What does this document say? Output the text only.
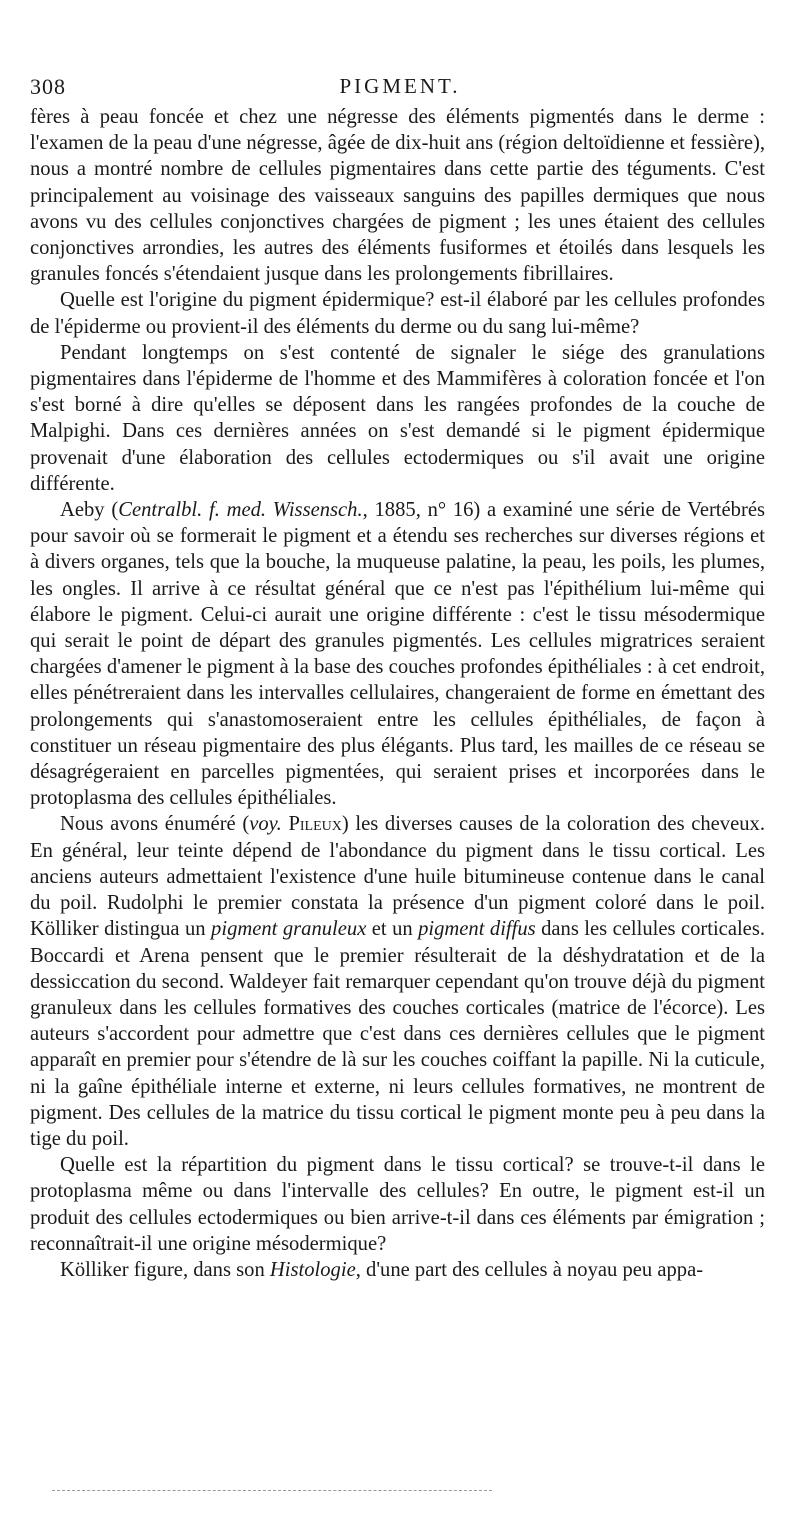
308	PIGMENT.

fères à peau foncée et chez une négresse des éléments pigmentés dans le derme : l'examen de la peau d'une négresse, âgée de dix-huit ans (région deltoïdienne et fessière), nous a montré nombre de cellules pigmentaires dans cette partie des téguments. C'est principalement au voisinage des vaisseaux sanguins des papilles dermiques que nous avons vu des cellules conjonctives chargées de pigment ; les unes étaient des cellules conjonctives arrondies, les autres des éléments fusiformes et étoilés dans lesquels les granules foncés s'étendaient jusque dans les prolongements fibrillaires.

Quelle est l'origine du pigment épidermique? est-il élaboré par les cellules profondes de l'épiderme ou provient-il des éléments du derme ou du sang lui-même?

Pendant longtemps on s'est contenté de signaler le siége des granulations pigmentaires dans l'épiderme de l'homme et des Mammifères à coloration foncée et l'on s'est borné à dire qu'elles se déposent dans les rangées profondes de la couche de Malpighi. Dans ces dernières années on s'est demandé si le pigment épidermique provenait d'une élaboration des cellules ectodermiques ou s'il avait une origine différente.

Aeby (Centralbl. f. med. Wissensch., 1885, n° 16) a examiné une série de Vertébrés pour savoir où se formerait le pigment et a étendu ses recherches sur diverses régions et à divers organes, tels que la bouche, la muqueuse palatine, la peau, les poils, les plumes, les ongles. Il arrive à ce résultat général que ce n'est pas l'épithélium lui-même qui élabore le pigment. Celui-ci aurait une origine différente : c'est le tissu mésodermique qui serait le point de départ des granules pigmentés. Les cellules migratrices seraient chargées d'amener le pigment à la base des couches profondes épithéliales : à cet endroit, elles pénétreraient dans les intervalles cellulaires, changeraient de forme en émettant des prolongements qui s'anastomoseraient entre les cellules épithéliales, de façon à constituer un réseau pigmentaire des plus élégants. Plus tard, les mailles de ce réseau se désagrégeraient en parcelles pigmentées, qui seraient prises et incorporées dans le protoplasma des cellules épithéliales.

Nous avons énuméré (voy. Pileux) les diverses causes de la coloration des cheveux. En général, leur teinte dépend de l'abondance du pigment dans le tissu cortical. Les anciens auteurs admettaient l'existence d'une huile bitumineuse contenue dans le canal du poil. Rudolphi le premier constata la présence d'un pigment coloré dans le poil. Kölliker distingua un pigment granuleux et un pigment diffus dans les cellules corticales. Boccardi et Arena pensent que le premier résulterait de la déshydratation et de la dessiccation du second. Waldeyer fait remarquer cependant qu'on trouve déjà du pigment granuleux dans les cellules formatives des couches corticales (matrice de l'écorce). Les auteurs s'accordent pour admettre que c'est dans ces dernières cellules que le pigment apparaît en premier pour s'étendre de là sur les couches coiffant la papille. Ni la cuticule, ni la gaîne épithéliale interne et externe, ni leurs cellules formatives, ne montrent de pigment. Des cellules de la matrice du tissu cortical le pigment monte peu à peu dans la tige du poil.

Quelle est la répartition du pigment dans le tissu cortical? se trouve-t-il dans le protoplasma même ou dans l'intervalle des cellules? En outre, le pigment est-il un produit des cellules ectodermiques ou bien arrive-t-il dans ces éléments par émigration ; reconnaîtrait-il une origine mésodermique?

Kölliker figure, dans son Histologie, d'une part des cellules à noyau peu appa-
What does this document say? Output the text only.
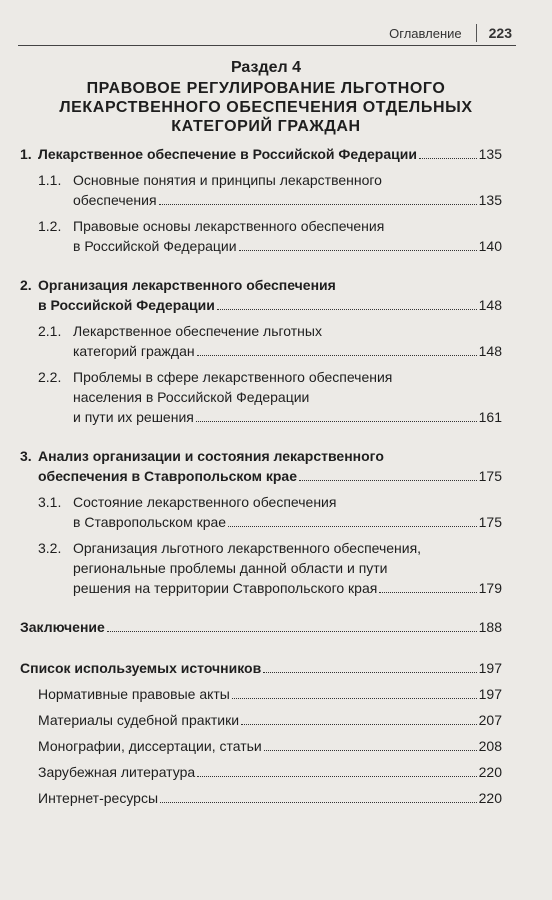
Оглавление 223
Раздел 4
ПРАВОВОЕ РЕГУЛИРОВАНИЕ ЛЬГОТНОГО
ЛЕКАРСТВЕННОГО ОБЕСПЕЧЕНИЯ ОТДЕЛЬНЫХ
КАТЕГОРИЙ ГРАЖДАН
1. Лекарственное обеспечение в Российской Федерации	135
1.1. Основные понятия и принципы лекарственного
обеспечения	135
1.2. Правовые основы лекарственного обеспечения
в Российской Федерации	140
2. Организация лекарственного обеспечения
в Российской Федерации	148
2.1. Лекарственное обеспечение льготных
категорий граждан	148
2.2. Проблемы в сфере лекарственного обеспечения
населения в Российской Федерации
и пути их решения	161
3. Анализ организации и состояния лекарственного
обеспечения в Ставропольском крае	175
3.1. Состояние лекарственного обеспечения
в Ставропольском крае	175
3.2. Организация льготного лекарственного обеспечения,
региональные проблемы данной области и пути
решения на территории Ставропольского края	179
Заключение	188
Список используемых источников	197
Нормативные правовые акты	197
Материалы судебной практики	207
Монографии, диссертации, статьи	208
Зарубежная литература	220
Интернет-ресурсы	220
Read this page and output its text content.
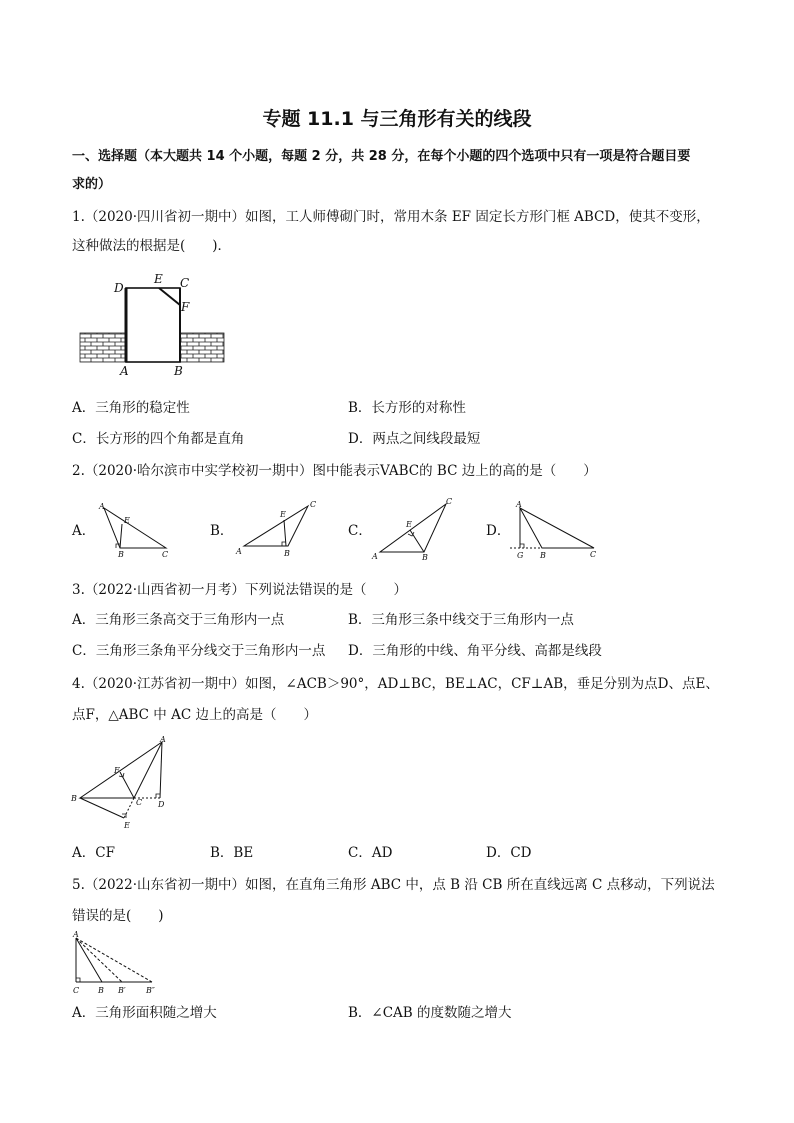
专题 11.1 与三角形有关的线段
一、选择题（本大题共 14 个小题，每题 2 分，共 28 分，在每个小题的四个选项中只有一项是符合题目要
求的）
1.（2020·四川省初一期中）如图，工人师傅砌门时，常用木条 EF 固定长方形门框 ABCD，使其不变形，
这种做法的根据是(　　)．
D
E C
F
A	B
A．三角形的稳定性	B．长方形的对称性
C．长方形的四个角都是直角	D．两点之间线段最短
2.（2020·哈尔滨市中实学校初一期中）图中能表示VABC的 BC 边上的高的是（　　）
A．
A
E
B	C
B．
C
E
A	B
C．
C
E
A	B
D．
A
G B	C
3.（2022·山西省初一月考）下列说法错误的是（　　）
A．三角形三条高交于三角形内一点	B．三角形三条中线交于三角形内一点
C．三角形三条角平分线交于三角形内一点 D．三角形的中线、角平分线、高都是线段
4.（2020·江苏省初一期中）如图，∠ACB＞90°，AD⊥BC，BE⊥AC，CF⊥AB，垂足分别为点D、点E、
点F，△ABC 中 AC 边上的高是（　　）
A
F
B	C D
E
A．CF	B．BE	C．AD	D．CD
5.（2022·山东省初一期中）如图，在直角三角形 ABC 中，点 B 沿 CB 所在直线远离 C 点移动，下列说法
错误的是(　　)
A
C B B′	B″
A．三角形面积随之增大	B．∠CAB 的度数随之增大
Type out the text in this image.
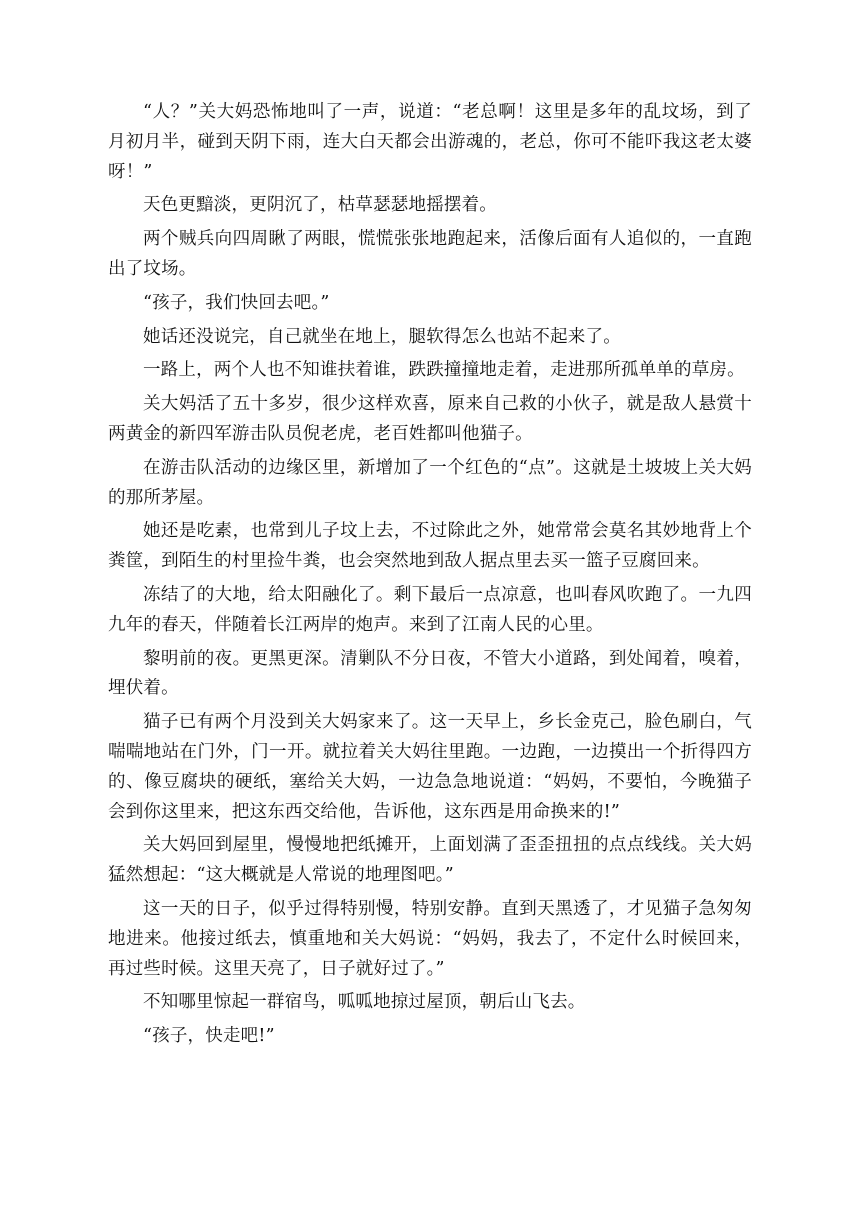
“人？”关大妈恐怖地叫了一声，说道：“老总啊！这里是多年的乱坟场，到了月初月半，碰到天阴下雨，连大白天都会出游魂的，老总，你可不能吓我这老太婆呀！”

天色更黯淡，更阴沉了，枯草瑟瑟地摇摆着。

两个贼兵向四周瞅了两眼，慌慌张张地跑起来，活像后面有人追似的，一直跑出了坟场。

“孩子，我们快回去吧。”

她话还没说完，自己就坐在地上，腿软得怎么也站不起来了。

一路上，两个人也不知谁扶着谁，跌跌撞撞地走着，走进那所孤单单的草房。

关大妈活了五十多岁，很少这样欢喜，原来自己救的小伙子，就是敌人悬赏十两黄金的新四军游击队员倪老虎，老百姓都叫他猫子。

在游击队活动的边缘区里，新增加了一个红色的“点”。这就是土坡坡上关大妈的那所茅屋。

她还是吃素，也常到儿子坟上去，不过除此之外，她常常会莫名其妙地背上个粪筐，到陌生的村里捡牛粪，也会突然地到敌人据点里去买一篮子豆腐回来。

冻结了的大地，给太阳融化了。剩下最后一点凉意，也叫春风吹跑了。一九四九年的春天，伴随着长江两岸的炮声。来到了江南人民的心里。

黎明前的夜。更黑更深。清剿队不分日夜，不管大小道路，到处闻着，嗅着，埋伏着。

猫子已有两个月没到关大妈家来了。这一天早上，乡长金克己，脸色刷白，气喘喘地站在门外，门一开。就拉着关大妈往里跑。一边跑，一边摸出一个折得四方的、像豆腐块的硬纸，塞给关大妈，一边急急地说道：“妈妈，不要怕，今晚猫子会到你这里来，把这东西交给他，告诉他，这东西是用命换来的!”

关大妈回到屋里，慢慢地把纸摊开，上面划满了歪歪扭扭的点点线线。关大妈猛然想起：“这大概就是人常说的地理图吧。”

这一天的日子，似乎过得特别慢，特别安静。直到天黑透了，才见猫子急匆匆地进来。他接过纸去，慎重地和关大妈说：“妈妈，我去了，不定什么时候回来，再过些时候。这里天亮了，日子就好过了。”

不知哪里惊起一群宿鸟，呱呱地掠过屋顶，朝后山飞去。

“孩子，快走吧!”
——————
What to do: Write out exactly the lines from the line containing "Type out the text in this image." through the last line of the listing above, please, and leave out any pictures.

Reply to the exercise:
Type out the text in this image.
“人？”关大妈恐怖地叫了一声，说道：“老总啊！这里是多年的乱坟场，到了月初月半，碰到天阴下雨，连大白天都会出游魂的，老总，你可不能吓我这老太婆呀！”

天色更黯淡，更阴沉了，枯草瑟瑟地摇摆着。

两个贼兵向四周瞅了两眼，慌慌张张地跑起来，活像后面有人追似的，一直跑出了坟场。

“孩子，我们快回去吧。”

她话还没说完，自己就坐在地上，腿软得怎么也站不起来了。

一路上，两个人也不知谁扶着谁，跌跌撞撞地走着，走进那所孤单单的草房。

关大妈活了五十多岁，很少这样欢喜，原来自己救的小伙子，就是敌人悬赏十两黄金的新四军游击队员倪老虎，老百姓都叫他猫子。

在游击队活动的边缘区里，新增加了一个红色的“点”。这就是土坡坡上关大妈的那所茅屋。

她还是吃素，也常到儿子坟上去，不过除此之外，她常常会莫名其妙地背上个粪筐，到陌生的村里捡牛粪，也会突然地到敌人据点里去买一篮子豆腐回来。

冻结了的大地，给太阳融化了。剩下最后一点凉意，也叫春风吹跑了。一九四九年的春天，伴随着长江两岸的炮声。来到了江南人民的心里。

黎明前的夜。更黑更深。清剿队不分日夜，不管大小道路，到处闻着，嗅着，埋伏着。

猫子已有两个月没到关大妈家来了。这一天早上，乡长金克己，脸色刷白，气喘喘地站在门外，门一开。就拉着关大妈往里跑。一边跑，一边摸出一个折得四方的、像豆腐块的硬纸，塞给关大妈，一边急急地说道：“妈妈，不要怕，今晚猫子会到你这里来，把这东西交给他，告诉他，这东西是用命换来的!”

关大妈回到屋里，慢慢地把纸摊开，上面划满了歪歪扭扭的点点线线。关大妈猛然想起：“这大概就是人常说的地理图吧。”

这一天的日子，似乎过得特别慢，特别安静。直到天黑透了，才见猫子急匆匆地进来。他接过纸去，慎重地和关大妈说：“妈妈，我去了，不定什么时候回来，再过些时候。这里天亮了，日子就好过了。”

不知哪里惊起一群宿鸟，呱呱地掠过屋顶，朝后山飞去。

“孩子，快走吧!”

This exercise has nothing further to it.